━━━━━ RECORDS PROVIDED ━━━━━

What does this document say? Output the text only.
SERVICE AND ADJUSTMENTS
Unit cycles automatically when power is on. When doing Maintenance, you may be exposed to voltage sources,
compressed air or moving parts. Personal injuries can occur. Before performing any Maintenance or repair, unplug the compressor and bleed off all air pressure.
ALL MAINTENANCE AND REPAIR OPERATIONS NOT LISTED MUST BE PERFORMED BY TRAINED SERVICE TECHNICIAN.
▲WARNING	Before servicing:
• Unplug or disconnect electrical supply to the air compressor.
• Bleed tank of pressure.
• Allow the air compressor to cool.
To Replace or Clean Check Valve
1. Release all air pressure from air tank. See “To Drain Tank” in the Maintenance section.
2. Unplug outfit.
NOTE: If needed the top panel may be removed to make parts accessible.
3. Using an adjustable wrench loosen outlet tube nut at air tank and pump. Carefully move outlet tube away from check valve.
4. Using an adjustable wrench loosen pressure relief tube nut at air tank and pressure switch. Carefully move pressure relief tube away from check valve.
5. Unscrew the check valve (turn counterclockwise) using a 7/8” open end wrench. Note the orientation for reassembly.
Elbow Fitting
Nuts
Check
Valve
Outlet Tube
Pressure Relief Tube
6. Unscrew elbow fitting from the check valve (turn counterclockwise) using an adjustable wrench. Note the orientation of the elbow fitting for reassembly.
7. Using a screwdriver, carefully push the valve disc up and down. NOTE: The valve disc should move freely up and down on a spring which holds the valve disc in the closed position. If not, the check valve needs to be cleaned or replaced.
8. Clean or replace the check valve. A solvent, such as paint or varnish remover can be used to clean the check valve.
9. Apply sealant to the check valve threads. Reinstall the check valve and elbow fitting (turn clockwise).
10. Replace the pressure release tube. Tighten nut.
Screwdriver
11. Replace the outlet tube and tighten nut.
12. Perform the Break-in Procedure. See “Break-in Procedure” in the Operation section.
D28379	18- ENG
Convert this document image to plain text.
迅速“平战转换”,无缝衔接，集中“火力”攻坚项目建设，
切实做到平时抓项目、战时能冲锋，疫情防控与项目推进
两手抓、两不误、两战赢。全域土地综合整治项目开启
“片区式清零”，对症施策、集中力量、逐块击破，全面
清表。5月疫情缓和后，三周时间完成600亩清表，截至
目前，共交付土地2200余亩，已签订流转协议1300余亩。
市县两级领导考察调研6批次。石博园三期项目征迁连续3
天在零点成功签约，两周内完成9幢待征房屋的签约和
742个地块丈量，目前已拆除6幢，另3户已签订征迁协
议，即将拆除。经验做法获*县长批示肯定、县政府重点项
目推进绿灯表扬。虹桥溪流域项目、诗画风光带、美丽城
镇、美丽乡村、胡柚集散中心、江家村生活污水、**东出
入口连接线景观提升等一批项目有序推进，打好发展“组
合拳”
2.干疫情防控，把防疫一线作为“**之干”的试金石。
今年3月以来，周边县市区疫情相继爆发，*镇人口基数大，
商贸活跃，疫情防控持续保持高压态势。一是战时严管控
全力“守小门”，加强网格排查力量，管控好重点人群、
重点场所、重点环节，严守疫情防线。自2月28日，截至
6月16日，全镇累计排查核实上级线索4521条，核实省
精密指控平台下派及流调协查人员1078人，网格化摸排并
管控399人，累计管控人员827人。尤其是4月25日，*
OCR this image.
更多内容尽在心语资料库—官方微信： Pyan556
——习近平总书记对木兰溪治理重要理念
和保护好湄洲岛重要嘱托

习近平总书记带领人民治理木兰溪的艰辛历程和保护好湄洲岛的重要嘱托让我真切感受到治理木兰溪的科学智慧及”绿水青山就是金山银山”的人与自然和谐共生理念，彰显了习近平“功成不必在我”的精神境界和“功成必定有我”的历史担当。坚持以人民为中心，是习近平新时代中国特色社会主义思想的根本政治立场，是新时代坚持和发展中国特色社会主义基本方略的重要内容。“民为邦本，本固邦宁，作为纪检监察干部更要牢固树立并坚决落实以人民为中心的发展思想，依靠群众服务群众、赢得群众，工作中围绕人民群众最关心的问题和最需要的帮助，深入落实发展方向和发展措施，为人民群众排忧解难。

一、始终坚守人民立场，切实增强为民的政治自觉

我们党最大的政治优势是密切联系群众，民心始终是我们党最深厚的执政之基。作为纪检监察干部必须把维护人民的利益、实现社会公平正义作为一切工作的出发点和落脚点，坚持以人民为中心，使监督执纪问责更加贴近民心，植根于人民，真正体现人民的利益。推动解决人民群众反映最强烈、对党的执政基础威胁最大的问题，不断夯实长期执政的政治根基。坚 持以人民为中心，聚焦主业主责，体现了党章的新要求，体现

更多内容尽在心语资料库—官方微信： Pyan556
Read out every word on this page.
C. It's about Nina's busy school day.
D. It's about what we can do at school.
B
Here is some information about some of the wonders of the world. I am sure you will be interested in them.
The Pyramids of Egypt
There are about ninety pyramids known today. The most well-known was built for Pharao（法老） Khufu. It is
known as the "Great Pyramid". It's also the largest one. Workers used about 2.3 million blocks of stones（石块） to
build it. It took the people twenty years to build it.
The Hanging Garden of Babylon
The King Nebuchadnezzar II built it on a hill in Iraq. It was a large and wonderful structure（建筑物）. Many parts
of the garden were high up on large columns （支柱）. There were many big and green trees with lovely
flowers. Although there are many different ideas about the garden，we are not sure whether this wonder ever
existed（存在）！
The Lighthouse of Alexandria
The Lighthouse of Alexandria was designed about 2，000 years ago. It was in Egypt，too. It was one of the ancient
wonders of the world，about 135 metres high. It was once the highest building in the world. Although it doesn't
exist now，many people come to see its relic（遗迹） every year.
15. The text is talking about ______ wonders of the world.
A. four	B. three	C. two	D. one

━━━━━

#### YOUR TASK:
Take the listing above and write it out again exactly.

#### EXERCISE SOLUTION:
What does this document say? Output the text only.
SERVICE AND ADJUSTMENTS
Unit cycles automatically when power is on. When doing Maintenance, you may be exposed to voltage sources,
compressed air or moving parts. Personal injuries can occur. Before performing any Maintenance or repair, unplug the compressor and bleed off all air pressure.
ALL MAINTENANCE AND REPAIR OPERATIONS NOT LISTED MUST BE PERFORMED BY TRAINED SERVICE TECHNICIAN.
▲WARNING	Before servicing:
• Unplug or disconnect electrical supply to the air compressor.
• Bleed tank of pressure.
• Allow the air compressor to cool.
To Replace or Clean Check Valve
1. Release all air pressure from air tank. See “To Drain Tank” in the Maintenance section.
2. Unplug outfit.
NOTE: If needed the top panel may be removed to make parts accessible.
3. Using an adjustable wrench loosen outlet tube nut at air tank and pump. Carefully move outlet tube away from check valve.
4. Using an adjustable wrench loosen pressure relief tube nut at air tank and pressure switch. Carefully move pressure relief tube away from check valve.
5. Unscrew the check valve (turn counterclockwise) using a 7/8” open end wrench. Note the orientation for reassembly.
Elbow Fitting
Nuts
Check
Valve
Outlet Tube
Pressure Relief Tube
6. Unscrew elbow fitting from the check valve (turn counterclockwise) using an adjustable wrench. Note the orientation of the elbow fitting for reassembly.
7. Using a screwdriver, carefully push the valve disc up and down. NOTE: The valve disc should move freely up and down on a spring which holds the valve disc in the closed position. If not, the check valve needs to be cleaned or replaced.
8. Clean or replace the check valve. A solvent, such as paint or varnish remover can be used to clean the check valve.
9. Apply sealant to the check valve threads. Reinstall the check valve and elbow fitting (turn clockwise).
10. Replace the pressure release tube. Tighten nut.
Screwdriver
11. Replace the outlet tube and tighten nut.
12. Perform the Break-in Procedure. See “Break-in Procedure” in the Operation section.
D28379	18- ENG
Convert this document image to plain text.
迅速“平战转换”,无缝衔接，集中“火力”攻坚项目建设，
切实做到平时抓项目、战时能冲锋，疫情防控与项目推进
两手抓、两不误、两战赢。全域土地综合整治项目开启
“片区式清零”，对症施策、集中力量、逐块击破，全面
清表。5月疫情缓和后，三周时间完成600亩清表，截至
目前，共交付土地2200余亩，已签订流转协议1300余亩。
市县两级领导考察调研6批次。石博园三期项目征迁连续3
天在零点成功签约，两周内完成9幢待征房屋的签约和
742个地块丈量，目前已拆除6幢，另3户已签订征迁协
议，即将拆除。经验做法获*县长批示肯定、县政府重点项
目推进绿灯表扬。虹桥溪流域项目、诗画风光带、美丽城
镇、美丽乡村、胡柚集散中心、江家村生活污水、**东出
入口连接线景观提升等一批项目有序推进，打好发展“组
合拳”
2.干疫情防控，把防疫一线作为“**之干”的试金石。
今年3月以来，周边县市区疫情相继爆发，*镇人口基数大，
商贸活跃，疫情防控持续保持高压态势。一是战时严管控
全力“守小门”，加强网格排查力量，管控好重点人群、
重点场所、重点环节，严守疫情防线。自2月28日，截至
6月16日，全镇累计排查核实上级线索4521条，核实省
精密指控平台下派及流调协查人员1078人，网格化摸排并
管控399人，累计管控人员827人。尤其是4月25日，*
OCR this image.
更多内容尽在心语资料库—官方微信： Pyan556
——习近平总书记对木兰溪治理重要理念
和保护好湄洲岛重要嘱托

习近平总书记带领人民治理木兰溪的艰辛历程和保护好湄洲岛的重要嘱托让我真切感受到治理木兰溪的科学智慧及”绿水青山就是金山银山”的人与自然和谐共生理念，彰显了习近平“功成不必在我”的精神境界和“功成必定有我”的历史担当。坚持以人民为中心，是习近平新时代中国特色社会主义思想的根本政治立场，是新时代坚持和发展中国特色社会主义基本方略的重要内容。“民为邦本，本固邦宁，作为纪检监察干部更要牢固树立并坚决落实以人民为中心的发展思想，依靠群众服务群众、赢得群众，工作中围绕人民群众最关心的问题和最需要的帮助，深入落实发展方向和发展措施，为人民群众排忧解难。

一、始终坚守人民立场，切实增强为民的政治自觉

我们党最大的政治优势是密切联系群众，民心始终是我们党最深厚的执政之基。作为纪检监察干部必须把维护人民的利益、实现社会公平正义作为一切工作的出发点和落脚点，坚持以人民为中心，使监督执纪问责更加贴近民心，植根于人民，真正体现人民的利益。推动解决人民群众反映最强烈、对党的执政基础威胁最大的问题，不断夯实长期执政的政治根基。坚 持以人民为中心，聚焦主业主责，体现了党章的新要求，体现

更多内容尽在心语资料库—官方微信： Pyan556
Read out every word on this page.
C. It's about Nina's busy school day.
D. It's about what we can do at school.
B
Here is some information about some of the wonders of the world. I am sure you will be interested in them.
The Pyramids of Egypt
There are about ninety pyramids known today. The most well-known was built for Pharao（法老） Khufu. It is
known as the "Great Pyramid". It's also the largest one. Workers used about 2.3 million blocks of stones（石块） to
build it. It took the people twenty years to build it.
The Hanging Garden of Babylon
The King Nebuchadnezzar II built it on a hill in Iraq. It was a large and wonderful structure（建筑物）. Many parts
of the garden were high up on large columns （支柱）. There were many big and green trees with lovely
flowers. Although there are many different ideas about the garden，we are not sure whether this wonder ever
existed（存在）！
The Lighthouse of Alexandria
The Lighthouse of Alexandria was designed about 2，000 years ago. It was in Egypt，too. It was one of the ancient
wonders of the world，about 135 metres high. It was once the highest building in the world. Although it doesn't
exist now，many people come to see its relic（遗迹） every year.
15. The text is talking about ______ wonders of the world.
A. four	B. three	C. two	D. one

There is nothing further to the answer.